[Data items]
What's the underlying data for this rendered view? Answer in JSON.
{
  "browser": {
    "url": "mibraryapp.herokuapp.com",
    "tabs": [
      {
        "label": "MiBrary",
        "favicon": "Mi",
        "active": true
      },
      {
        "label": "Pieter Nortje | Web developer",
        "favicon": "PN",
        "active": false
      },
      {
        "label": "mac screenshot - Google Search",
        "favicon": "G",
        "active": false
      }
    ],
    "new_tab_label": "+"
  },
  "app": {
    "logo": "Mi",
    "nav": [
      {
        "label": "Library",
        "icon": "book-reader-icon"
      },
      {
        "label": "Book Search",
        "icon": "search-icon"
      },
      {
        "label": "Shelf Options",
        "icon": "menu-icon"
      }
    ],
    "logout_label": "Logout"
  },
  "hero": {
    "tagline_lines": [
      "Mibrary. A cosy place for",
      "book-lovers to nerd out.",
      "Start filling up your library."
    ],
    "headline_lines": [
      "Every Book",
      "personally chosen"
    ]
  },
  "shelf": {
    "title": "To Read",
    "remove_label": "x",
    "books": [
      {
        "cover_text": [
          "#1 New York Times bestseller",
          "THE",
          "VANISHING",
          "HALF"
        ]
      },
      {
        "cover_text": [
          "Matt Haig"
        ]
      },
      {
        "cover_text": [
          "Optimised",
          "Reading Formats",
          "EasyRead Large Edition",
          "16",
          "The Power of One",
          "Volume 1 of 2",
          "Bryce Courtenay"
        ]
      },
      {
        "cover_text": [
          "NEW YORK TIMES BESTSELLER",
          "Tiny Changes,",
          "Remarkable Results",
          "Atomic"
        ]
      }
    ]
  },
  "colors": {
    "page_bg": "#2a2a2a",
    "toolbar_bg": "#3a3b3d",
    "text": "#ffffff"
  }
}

== Given exercise ==
Each line of the material above needs to be quoted exactly, please.

== Output ==
What's the underlying data for this rendered view? Answer in JSON.
{
  "browser": {
    "url": "mibraryapp.herokuapp.com",
    "tabs": [
      {
        "label": "MiBrary",
        "favicon": "Mi",
        "active": true
      },
      {
        "label": "Pieter Nortje | Web developer",
        "favicon": "PN",
        "active": false
      },
      {
        "label": "mac screenshot - Google Search",
        "favicon": "G",
        "active": false
      }
    ],
    "new_tab_label": "+"
  },
  "app": {
    "logo": "Mi",
    "nav": [
      {
        "label": "Library",
        "icon": "book-reader-icon"
      },
      {
        "label": "Book Search",
        "icon": "search-icon"
      },
      {
        "label": "Shelf Options",
        "icon": "menu-icon"
      }
    ],
    "logout_label": "Logout"
  },
  "hero": {
    "tagline_lines": [
      "Mibrary. A cosy place for",
      "book-lovers to nerd out.",
      "Start filling up your library."
    ],
    "headline_lines": [
      "Every Book",
      "personally chosen"
    ]
  },
  "shelf": {
    "title": "To Read",
    "remove_label": "x",
    "books": [
      {
        "cover_text": [
          "#1 New York Times bestseller",
          "THE",
          "VANISHING",
          "HALF"
        ]
      },
      {
        "cover_text": [
          "Matt Haig"
        ]
      },
      {
        "cover_text": [
          "Optimised",
          "Reading Formats",
          "EasyRead Large Edition",
          "16",
          "The Power of One",
          "Volume 1 of 2",
          "Bryce Courtenay"
        ]
      },
      {
        "cover_text": [
          "NEW YORK TIMES BESTSELLER",
          "Tiny Changes,",
          "Remarkable Results",
          "Atomic"
        ]
      }
    ]
  },
  "colors": {
    "page_bg": "#2a2a2a",
    "toolbar_bg": "#3a3b3d",
    "text": "#ffffff"
  }
}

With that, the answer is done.